Find the lines below that contain the word "this" and count them. Only the number should be given.

++++ Material

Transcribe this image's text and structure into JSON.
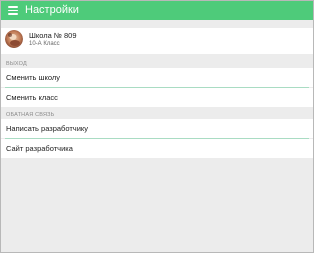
{
  "appbar": {
    "title": "Настройки",
    "menu_icon": "hamburger-menu-icon",
    "color": "#4ecb7a"
  },
  "school": {
    "name": "Школа № 809",
    "class_name": "10-А Класс",
    "avatar_icon": "school-avatar-icon"
  },
  "sections": {
    "exit": {
      "header": "ВЫХОД",
      "items": [
        "Сменить школу",
        "Сменить класс"
      ]
    },
    "feedback": {
      "header": "ОБАТНАЯ СВЯЗЬ",
      "items": [
        "Написать разработчику",
        "Сайт разработчика"
      ]
    }
  },
  "colors": {
    "background": "#ececec",
    "divider": "#a9dcc3",
    "text": "#222222",
    "section_header": "#8a8a8a"
  }
}
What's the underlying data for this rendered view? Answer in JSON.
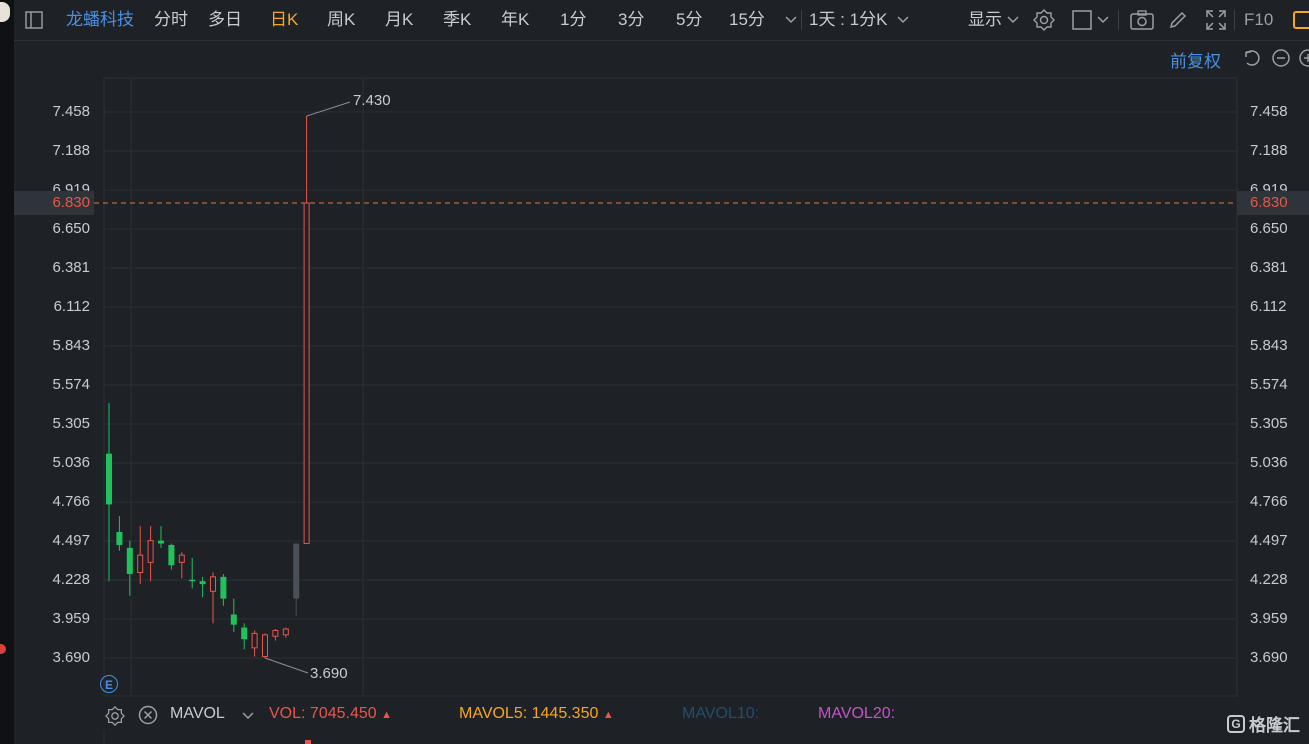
{
  "toolbar": {
    "stock_name": "龙蟠科技",
    "periods": [
      "分时",
      "多日",
      "日K",
      "周K",
      "月K",
      "季K",
      "年K",
      "1分",
      "3分",
      "5分",
      "15分"
    ],
    "active_period": "日K",
    "compare_label": "1天 : 1分K",
    "display_label": "显示",
    "f10_label": "F10",
    "icons": [
      "panel-toggle-icon",
      "chevron-down-icon",
      "gear-icon",
      "square-icon",
      "camera-icon",
      "pencil-icon",
      "fullscreen-icon",
      "orange-box-icon"
    ]
  },
  "controls": {
    "adjust_label": "前复权",
    "icons": [
      "undo-icon",
      "zoom-out-icon",
      "zoom-in-icon"
    ]
  },
  "chart_data": {
    "type": "candlestick",
    "y_ticks": [
      "7.458",
      "7.188",
      "6.919",
      "6.650",
      "6.381",
      "6.112",
      "5.843",
      "5.574",
      "5.305",
      "5.036",
      "4.766",
      "4.497",
      "4.228",
      "3.959",
      "3.690"
    ],
    "ylim": [
      3.69,
      7.458
    ],
    "current_price": "6.830",
    "max_label": "7.430",
    "min_label": "3.690",
    "colors": {
      "up": "#e8564a",
      "down": "#1fc25b",
      "grid": "#2b3035",
      "price_line": "#e8763a"
    },
    "candles": [
      {
        "open": 5.1,
        "close": 4.75,
        "high": 5.45,
        "low": 4.22
      },
      {
        "open": 4.56,
        "close": 4.47,
        "high": 4.67,
        "low": 4.43
      },
      {
        "open": 4.45,
        "close": 4.27,
        "high": 4.5,
        "low": 4.12
      },
      {
        "open": 4.28,
        "close": 4.4,
        "high": 4.6,
        "low": 4.2
      },
      {
        "open": 4.35,
        "close": 4.5,
        "high": 4.6,
        "low": 4.22
      },
      {
        "open": 4.5,
        "close": 4.48,
        "high": 4.6,
        "low": 4.45
      },
      {
        "open": 4.47,
        "close": 4.33,
        "high": 4.48,
        "low": 4.3
      },
      {
        "open": 4.35,
        "close": 4.4,
        "high": 4.42,
        "low": 4.24
      },
      {
        "open": 4.23,
        "close": 4.22,
        "high": 4.38,
        "low": 4.17
      },
      {
        "open": 4.22,
        "close": 4.2,
        "high": 4.25,
        "low": 4.11
      },
      {
        "open": 4.15,
        "close": 4.25,
        "high": 4.28,
        "low": 3.93
      },
      {
        "open": 4.25,
        "close": 4.1,
        "high": 4.27,
        "low": 4.05
      },
      {
        "open": 3.99,
        "close": 3.92,
        "high": 4.1,
        "low": 3.87
      },
      {
        "open": 3.9,
        "close": 3.82,
        "high": 3.93,
        "low": 3.75
      },
      {
        "open": 3.76,
        "close": 3.86,
        "high": 3.88,
        "low": 3.7
      },
      {
        "open": 3.7,
        "close": 3.85,
        "high": 3.86,
        "low": 3.69
      },
      {
        "open": 3.84,
        "close": 3.88,
        "high": 3.89,
        "low": 3.81
      },
      {
        "open": 3.85,
        "close": 3.89,
        "high": 3.9,
        "low": 3.83
      },
      {
        "open": 4.1,
        "close": 4.48,
        "high": 4.48,
        "low": 3.98,
        "color": "#4a5058"
      },
      {
        "open": 4.48,
        "close": 6.83,
        "high": 7.43,
        "low": 4.48
      }
    ]
  },
  "volume": {
    "indicator": "MAVOL",
    "vol_label": "VOL:",
    "vol_value": "7045.450",
    "ma5_label": "MAVOL5:",
    "ma5_value": "1445.350",
    "ma10_label": "MAVOL10:",
    "ma20_label": "MAVOL20:"
  },
  "badge": "E",
  "watermark": "格隆汇"
}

++++++++

▶ _Expected output_
2